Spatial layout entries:
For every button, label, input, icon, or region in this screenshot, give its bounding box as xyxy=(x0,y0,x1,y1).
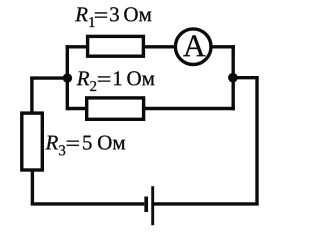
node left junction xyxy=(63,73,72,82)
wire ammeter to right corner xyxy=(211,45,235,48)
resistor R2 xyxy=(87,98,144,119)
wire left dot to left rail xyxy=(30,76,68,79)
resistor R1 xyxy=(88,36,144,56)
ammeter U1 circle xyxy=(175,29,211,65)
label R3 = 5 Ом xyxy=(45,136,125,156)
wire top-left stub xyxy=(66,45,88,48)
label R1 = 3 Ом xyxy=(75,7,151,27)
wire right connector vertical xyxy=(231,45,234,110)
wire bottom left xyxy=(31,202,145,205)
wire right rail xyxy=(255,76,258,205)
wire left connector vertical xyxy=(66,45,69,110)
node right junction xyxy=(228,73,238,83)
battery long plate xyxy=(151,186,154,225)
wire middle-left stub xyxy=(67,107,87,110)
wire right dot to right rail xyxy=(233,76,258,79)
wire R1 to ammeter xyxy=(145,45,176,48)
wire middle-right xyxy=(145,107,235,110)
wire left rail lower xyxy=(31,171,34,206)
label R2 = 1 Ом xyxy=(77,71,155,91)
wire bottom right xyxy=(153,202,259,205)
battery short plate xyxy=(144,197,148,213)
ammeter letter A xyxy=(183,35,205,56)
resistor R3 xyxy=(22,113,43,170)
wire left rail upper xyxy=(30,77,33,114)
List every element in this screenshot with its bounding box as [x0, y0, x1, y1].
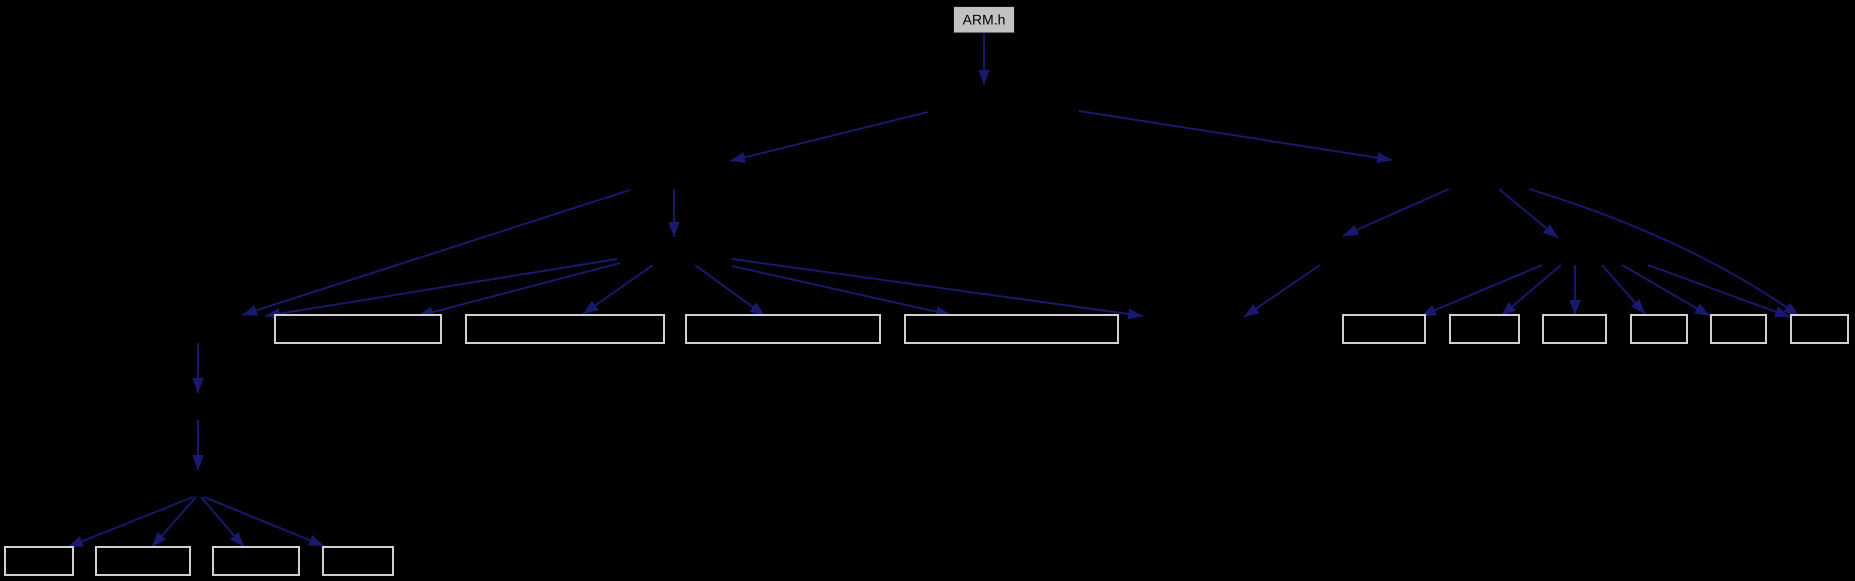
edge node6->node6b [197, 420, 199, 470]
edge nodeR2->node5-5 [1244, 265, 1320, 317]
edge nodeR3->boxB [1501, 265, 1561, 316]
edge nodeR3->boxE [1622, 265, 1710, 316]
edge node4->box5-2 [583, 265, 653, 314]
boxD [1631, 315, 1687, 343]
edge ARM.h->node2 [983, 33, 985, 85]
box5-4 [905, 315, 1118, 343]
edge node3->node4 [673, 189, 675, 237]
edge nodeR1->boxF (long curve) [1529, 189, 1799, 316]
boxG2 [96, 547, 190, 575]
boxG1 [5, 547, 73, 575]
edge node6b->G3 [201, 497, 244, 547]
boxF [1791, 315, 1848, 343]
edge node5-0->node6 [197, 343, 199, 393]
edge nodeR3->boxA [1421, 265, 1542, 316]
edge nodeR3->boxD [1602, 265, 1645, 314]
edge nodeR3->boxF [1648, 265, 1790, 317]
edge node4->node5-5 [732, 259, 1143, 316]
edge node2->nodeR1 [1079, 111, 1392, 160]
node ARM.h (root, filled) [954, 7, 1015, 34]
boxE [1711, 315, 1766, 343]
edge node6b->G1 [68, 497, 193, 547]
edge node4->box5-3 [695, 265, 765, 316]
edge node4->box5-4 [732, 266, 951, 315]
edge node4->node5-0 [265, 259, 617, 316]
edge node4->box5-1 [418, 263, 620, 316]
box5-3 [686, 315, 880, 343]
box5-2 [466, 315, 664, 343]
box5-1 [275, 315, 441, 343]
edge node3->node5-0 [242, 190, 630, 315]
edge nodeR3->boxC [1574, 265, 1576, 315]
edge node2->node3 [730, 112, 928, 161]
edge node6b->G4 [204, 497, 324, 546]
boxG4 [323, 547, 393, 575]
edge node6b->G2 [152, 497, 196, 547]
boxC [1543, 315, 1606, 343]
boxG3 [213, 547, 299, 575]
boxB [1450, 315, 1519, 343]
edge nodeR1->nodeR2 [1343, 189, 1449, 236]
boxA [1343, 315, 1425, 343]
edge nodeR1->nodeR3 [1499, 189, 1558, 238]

» **BRIEF**
Transcribe the lines above verbatim, starting at the line containing "node left junction xyxy=(63,73,72,82)" and continuing through the line containing "List every element", both included.

» **CORRECT RESPONSE**
node left junction xyxy=(63,73,72,82)
wire ammeter to right corner xyxy=(211,45,235,48)
resistor R2 xyxy=(87,98,144,119)
wire left dot to left rail xyxy=(30,76,68,79)
resistor R1 xyxy=(88,36,144,56)
ammeter U1 circle xyxy=(175,29,211,65)
label R3 = 5 Ом xyxy=(45,136,125,156)
wire top-left stub xyxy=(66,45,88,48)
label R1 = 3 Ом xyxy=(75,7,151,27)
wire right connector vertical xyxy=(231,45,234,110)
wire bottom left xyxy=(31,202,145,205)
wire right rail xyxy=(255,76,258,205)
wire left connector vertical xyxy=(66,45,69,110)
node right junction xyxy=(228,73,238,83)
battery long plate xyxy=(151,186,154,225)
wire middle-left stub xyxy=(67,107,87,110)
wire right dot to right rail xyxy=(233,76,258,79)
wire R1 to ammeter xyxy=(145,45,176,48)
wire middle-right xyxy=(145,107,235,110)
wire left rail lower xyxy=(31,171,34,206)
label R2 = 1 Ом xyxy=(77,71,155,91)
wire bottom right xyxy=(153,202,259,205)
battery short plate xyxy=(144,197,148,213)
ammeter letter A xyxy=(183,35,205,56)
resistor R3 xyxy=(22,113,43,170)
wire left rail upper xyxy=(30,77,33,114)
List every element in this screenshot with its bounding box as [x0, y0, x1, y1].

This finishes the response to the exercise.